FRAGMENTO DE TEXTO |
================================

La agricultura de la costa central producía en las provincias del departamento de Lima, en 1839, alrededor de tres millones de pesos básicamente en productos alimenticios. La provincia de mayor producción en esta zona era Chancay con 700 000 pesos, de los cuales una cantidad considerable correspondía a lo producido por la crianza de cerdos. En Cañete el cultivo de caña de azúcar era el prioritario25.
En 1833, un vocero de los hacendados del departamento de Lima reclamaba que «ninguna de las clases del estado ha sufrido pérdidas tan considerables, ni agravios tan manifiestos, como la de los hacendados de las provincias litorales del departamento de Lima»26. Denunciaba la fuerza brutal utilizada para desposeer a los hacendados de sus productos, numerario y brazos de labranza para sostener al Ejército Libertador, aparte de sembrar la insubordinación entre los esclavos. Además, al decretarse la ley de «vientre libre» se perjudicó aún más a los hacendados, haciéndoles soportar el costo de la emancipación de los hijos de esclavos nacidos después de 1821 que debería haber sido cubierto por la deuda pública. Como resultado de esto, los hacendados se vieron obligados «por una parte, a disminuir sus consumos, las utilidades de otra clase industriosa [los comerciantes], y los impuestos indirectos que pagaban al erario público, reduciéndolos, por otra parte, a la necesidad de cultivar mal sus fundos, privando a la nación de grandes productos»27. El vocero sindicaba al ministro Bernardo Monteagudo, radical iniciador de la política de secuestros a españoles, como uno de los principales responsables de tal crítico estado de cosas.
Salaverry intentó beneficiar al grupo de hacendados hacia 1834 con una legislación proesclavista pero su periodo de mandato fue muy corto. La modalidad de chacra de esclavos se difundió ampliamente en el agro costeño hasta la llegada de los culís chinos, verificándose el hecho de que los hacendados no fueron un grupo de presión decisiva para obtener del Estado la protección de sus intereses ni una porción mejor del reparto de beneficios de la cancelación de la deuda interna.

================================

Registros de origen
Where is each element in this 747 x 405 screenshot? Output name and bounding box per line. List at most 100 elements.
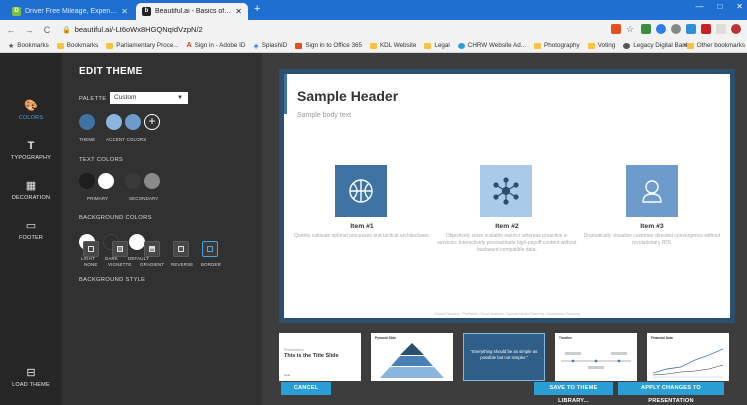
back-icon[interactable]: ← [4, 25, 18, 35]
url-text: beautiful.ai/-Lt6oWx8HGQNqIdVzpN/2 [74, 25, 203, 34]
thumbnail-title-slide[interactable]: Presentation This is the Title Slide sli… [279, 333, 361, 381]
apply-changes-button[interactable]: APPLY CHANGES TO PRESENTATION [618, 382, 724, 404]
profile-avatar-icon[interactable] [731, 24, 741, 34]
basketball-icon [335, 165, 387, 217]
cancel-button[interactable]: CANCEL [281, 382, 331, 395]
splashid-icon: ◈ [253, 42, 259, 50]
bg-style-none-icon [88, 246, 94, 252]
secondary-text-swatch[interactable] [125, 173, 141, 189]
bg-default-swatch[interactable] [129, 234, 145, 250]
palette-select[interactable]: Custom ▼ [110, 92, 188, 104]
bookmark-item[interactable]: Parliamentary Proce... [106, 42, 179, 49]
bg-style-vignette-icon [117, 246, 123, 252]
palette-icon: 🎨 [24, 100, 38, 112]
network-icon [480, 165, 532, 217]
folder-icon [424, 42, 432, 49]
bookmark-item[interactable]: A Sign in - Adobe ID [187, 42, 246, 49]
secondary-text-swatch[interactable] [144, 173, 160, 189]
primary-text-light-swatch[interactable] [98, 173, 114, 189]
bookmark-item[interactable]: Sign in to Office 365 [295, 42, 362, 49]
bg-style-border[interactable] [202, 241, 218, 257]
globe-icon [623, 42, 631, 49]
bg-style-reverse[interactable] [173, 241, 189, 257]
bg-style-label: GRADIENT [140, 262, 165, 267]
bg-style-label: VIGNETTE [108, 262, 132, 267]
bookmark-item[interactable]: ★ Bookmarks [8, 42, 49, 50]
tab-beautiful-ai[interactable]: b Beautiful.ai - Basics of EP ✕ [136, 3, 248, 20]
add-color-button[interactable]: + [144, 114, 160, 130]
close-icon[interactable]: ✕ [121, 7, 128, 16]
accent-color-swatch[interactable] [125, 114, 141, 130]
forward-icon[interactable]: → [22, 25, 36, 35]
bookmark-item[interactable]: KDL Website [369, 42, 416, 49]
bg-style-none[interactable] [83, 241, 99, 257]
bg-style-gradient-icon [149, 246, 155, 252]
extension-icon[interactable] [671, 24, 681, 34]
background-style-label: BACKGROUND STYLE [79, 277, 146, 283]
extension-icon[interactable] [686, 24, 696, 34]
folder-icon [369, 42, 377, 49]
tab-label: Beautiful.ai - Basics of EP [155, 8, 232, 15]
bg-style-label: BORDER [201, 262, 221, 267]
load-theme-button[interactable]: ⊟ LOAD THEME [0, 367, 62, 388]
rail-item-typography[interactable]: T TYPOGRAPHY [0, 140, 62, 161]
close-window-icon[interactable]: ✕ [736, 2, 743, 11]
palette-label: PALETTE [79, 96, 107, 102]
background-colors-label: BACKGROUND COLORS [79, 215, 152, 221]
driver-favicon-icon: D [12, 7, 21, 16]
extension-icon[interactable] [701, 24, 711, 34]
lock-icon: 🔒 [62, 26, 71, 34]
footer-icon: ▭ [25, 220, 37, 232]
accent-colors-label: ACCENT COLORS [106, 137, 147, 142]
thumbnail-timeline[interactable]: Timeline [555, 333, 637, 381]
extension-icon[interactable] [656, 24, 666, 34]
user-icon [626, 165, 678, 217]
folder-icon [587, 42, 595, 49]
thumbnail-financial[interactable]: Financial Data [647, 333, 729, 381]
extension-icon[interactable] [716, 24, 726, 34]
bookmarks-bar: ★ Bookmarks Bookmarks Parliamentary Proce… [0, 39, 747, 53]
bookmark-item[interactable]: Voting [587, 42, 615, 49]
thumbnail-quote[interactable]: “Everything should be as simple as possi… [463, 333, 545, 381]
window-controls: — □ ✕ [695, 2, 743, 11]
tab-driver-mileage[interactable]: D Driver Free Mileage, Expense & ... ✕ [6, 3, 134, 20]
bg-style-vignette[interactable] [112, 241, 128, 257]
reload-icon[interactable]: C [40, 25, 54, 35]
thumb-kicker: Presentation [284, 348, 304, 352]
rail-item-decoration[interactable]: ▦ DECORATION [0, 180, 62, 201]
accent-color-swatch[interactable] [106, 114, 122, 130]
slide-preview[interactable]: Sample Header Sample body text Item #1 Q… [279, 69, 735, 323]
close-icon[interactable]: ✕ [235, 7, 242, 16]
thumbnail-pyramid[interactable]: Pyramid Slide [371, 333, 453, 381]
rail-item-label: LOAD THEME [12, 382, 50, 388]
secondary-label: SECONDARY [129, 196, 159, 201]
bg-style-gradient[interactable] [144, 241, 160, 257]
new-tab-button[interactable]: + [254, 3, 260, 15]
extension-icon[interactable] [611, 24, 621, 34]
rail-item-colors[interactable]: 🎨 COLORS [0, 100, 62, 121]
folder-icon [534, 42, 541, 49]
bookmark-item[interactable]: Bookmarks [56, 42, 98, 49]
rail-item-label: DECORATION [11, 195, 51, 201]
extension-icon[interactable] [641, 24, 651, 34]
save-to-theme-library-button[interactable]: SAVE TO THEME LIBRARY... [534, 382, 613, 404]
item-description: Quickly cultivate optimal processes and … [294, 233, 430, 239]
rail-item-footer[interactable]: ▭ FOOTER [0, 220, 62, 241]
star-icon[interactable]: ☆ [626, 24, 636, 34]
bg-style-reverse-icon [178, 246, 184, 252]
url-field[interactable]: 🔒 beautiful.ai/-Lt6oWx8HGQNqIdVzpN/2 [62, 25, 203, 34]
text-colors-label: TEXT COLORS [79, 157, 124, 163]
bookmark-item[interactable]: Photography [534, 42, 580, 49]
adobe-icon: A [186, 42, 192, 49]
bg-style-border-icon [207, 246, 213, 252]
maximize-icon[interactable]: □ [717, 2, 722, 11]
other-bookmarks[interactable]: Other bookmarks [686, 42, 745, 49]
address-bar: ← → C 🔒 beautiful.ai/-Lt6oWx8HGQNqIdVzpN… [0, 20, 747, 39]
rail-item-label: COLORS [18, 115, 44, 121]
bookmark-item[interactable]: Legal [424, 42, 450, 49]
theme-color-swatch[interactable] [79, 114, 95, 130]
primary-text-dark-swatch[interactable] [79, 173, 95, 189]
minimize-icon[interactable]: — [695, 2, 703, 11]
bookmark-item[interactable]: CHRW Website Ad... [457, 42, 526, 49]
bookmark-item[interactable]: ◈ SplashID [253, 42, 287, 50]
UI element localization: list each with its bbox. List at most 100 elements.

================================

TAREAS PENDIENTES |
• 1. Por favor, resume en forma de lista el párrafo del fragmento sobre los hacendados de Lima que empieza con «En 1833, un vocero», conservando sus datos principales.
• 2. Según el fragmento sobre los hacendados de Lima, ¿qué provincia de la costa central tenía la mayor producción en 1839 y cuánto producía?
• 3. Continúa el fragmento sobre los hacendados de Lima a partir de su última oración.
Los registros constituyen un material independiente.

RESPUESTAS |
• 1.
- En 1833, un vocero de los hacendados del departamento de Lima sostenía que ninguna clase del Estado había sufrido pérdidas y agravios tan graves como los hacendados de las provincias litorales.
- Denunciaba el uso de la fuerza para quitarles productos, dinero y brazos de labranza con el fin de sostener al Ejército Libertador, además de que se sembró la insubordinación entre los esclavos.
- La ley de «vientre libre» les hizo cargar con el costo de emancipar a los hijos de esclavos nacidos después de 1821, costo que debía cubrir la deuda pública.
- En consecuencia, tuvieron que reducir sus consumos, las ganancias de los comerciantes y los impuestos indirectos que pagaban, y se vieron obligados a cultivar mal sus fundos.
- Señalaba al ministro Bernardo Monteagudo, iniciador de los secuestros a españoles, como uno de los principales responsables.

• 2. Chancay, con 700 000 pesos.

• 3.
Entre 1825 y 1845 el sector comercial ubicado en Lima resulta tal vez el único sector de la economía peruana que no participó de las dificultades que aquejaron tanto a la minería como a la agricultura. Esto se debió al carácter altamente rentable que iban adquiriendo las actividades de importación de mercancías, préstamos y créditos comerciales a los sectores privado y público y, cuando las exportaciones se lograron recuperar, el comercio con productos de exportación. En un minucioso trabajo basado en el análisis de matrículas de patentes –impuestos del 4% sobre los beneficios de los negocios de Lima–, Gootenberg logra probar cuantitativamente que aquellos dedicados a la actividad comercial entre 1830 y 1860 obtuvieron los mejores ingresos, por encima del sector manufacturero, el de servicios y del agregado de los negocios limeños sujetos a los patentes. Mientras que entre 1830-1845, años de guerra interna, los ingresos de otros sectores decaían hasta en un 30%, el sector comercial logró mantener sus ganancias aproximadamente al nivel de 1830 y, hacia 1845-1850, las incrementa en un 50-60% por encima del nivel de 183028. Esto demuestra la posición privilegiada que van logrando adquirir los comerciantes durante la primera mitad del siglo XIX, lo que a su vez les otorgará la oportunidad de obtener preferencial trato en relación a la cancelación de la deuda interna y en materia de política económica. Con esto quedan delineados los factores económicos que condicionarán la división entre acreedores marginados y acreedores privilegiados frente a la solución del asunto de la deuda interna pendiente.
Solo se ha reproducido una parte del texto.